[Start of section]

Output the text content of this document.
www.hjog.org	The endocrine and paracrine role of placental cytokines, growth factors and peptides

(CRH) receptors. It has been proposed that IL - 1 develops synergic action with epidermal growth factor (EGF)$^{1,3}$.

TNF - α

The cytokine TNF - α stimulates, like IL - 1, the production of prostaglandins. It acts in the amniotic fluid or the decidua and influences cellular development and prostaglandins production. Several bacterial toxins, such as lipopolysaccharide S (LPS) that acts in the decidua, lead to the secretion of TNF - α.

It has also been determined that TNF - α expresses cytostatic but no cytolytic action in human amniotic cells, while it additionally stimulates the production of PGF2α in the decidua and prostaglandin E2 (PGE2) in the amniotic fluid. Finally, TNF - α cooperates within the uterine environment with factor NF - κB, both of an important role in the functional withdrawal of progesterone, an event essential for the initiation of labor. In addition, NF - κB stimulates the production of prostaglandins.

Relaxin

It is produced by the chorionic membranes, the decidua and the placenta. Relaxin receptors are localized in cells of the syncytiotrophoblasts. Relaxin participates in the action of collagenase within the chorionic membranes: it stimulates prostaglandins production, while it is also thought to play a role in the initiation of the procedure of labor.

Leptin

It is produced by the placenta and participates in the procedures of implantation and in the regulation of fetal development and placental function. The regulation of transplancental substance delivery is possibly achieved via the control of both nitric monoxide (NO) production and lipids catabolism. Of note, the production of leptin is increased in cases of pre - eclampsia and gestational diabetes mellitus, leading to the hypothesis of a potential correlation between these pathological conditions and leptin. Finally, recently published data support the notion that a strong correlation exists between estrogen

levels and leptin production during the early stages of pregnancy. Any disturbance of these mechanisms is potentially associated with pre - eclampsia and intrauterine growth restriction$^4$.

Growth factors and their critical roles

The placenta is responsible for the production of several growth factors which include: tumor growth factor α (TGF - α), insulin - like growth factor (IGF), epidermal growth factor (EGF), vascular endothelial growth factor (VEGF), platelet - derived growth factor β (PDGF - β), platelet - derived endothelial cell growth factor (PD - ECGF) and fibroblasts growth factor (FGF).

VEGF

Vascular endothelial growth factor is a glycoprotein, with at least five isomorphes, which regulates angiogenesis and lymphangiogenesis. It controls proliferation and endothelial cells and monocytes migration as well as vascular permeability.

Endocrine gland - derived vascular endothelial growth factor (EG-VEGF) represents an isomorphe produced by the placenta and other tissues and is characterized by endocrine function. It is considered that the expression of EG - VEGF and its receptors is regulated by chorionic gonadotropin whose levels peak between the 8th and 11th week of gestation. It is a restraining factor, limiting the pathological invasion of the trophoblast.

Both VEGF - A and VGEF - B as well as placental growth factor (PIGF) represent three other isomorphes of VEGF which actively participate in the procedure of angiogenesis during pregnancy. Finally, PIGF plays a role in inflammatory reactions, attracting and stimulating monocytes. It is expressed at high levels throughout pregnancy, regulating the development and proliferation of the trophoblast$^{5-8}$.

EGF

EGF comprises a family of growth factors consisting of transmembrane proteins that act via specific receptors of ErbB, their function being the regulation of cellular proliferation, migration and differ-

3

[End of section]

▶ **What you have to do**
Match on "within" and copy out every line of the entries that contains it.

▶ **Exercise answer**
It has also been determined that TNF - α expresses cytostatic but no cytolytic action in human amniotic cells, while it additionally stimulates the production of PGF2α in the decidua and prostaglandin E2 (PGE2) in the amniotic fluid. Finally, TNF - α cooperates within the uterine environment with factor NF - κB, both of an important role in the functional withdrawal of progesterone, an event essential for the initiation of labor. In addition, NF - κB stimulates the production of prostaglandins.
It is produced by the chorionic membranes, the decidua and the placenta. Relaxin receptors are localized in cells of the syncytiotrophoblasts. Relaxin participates in the action of collagenase within the chorionic membranes: it stimulates prostaglandins production, while it is also thought to play a role in the initiation of the procedure of labor.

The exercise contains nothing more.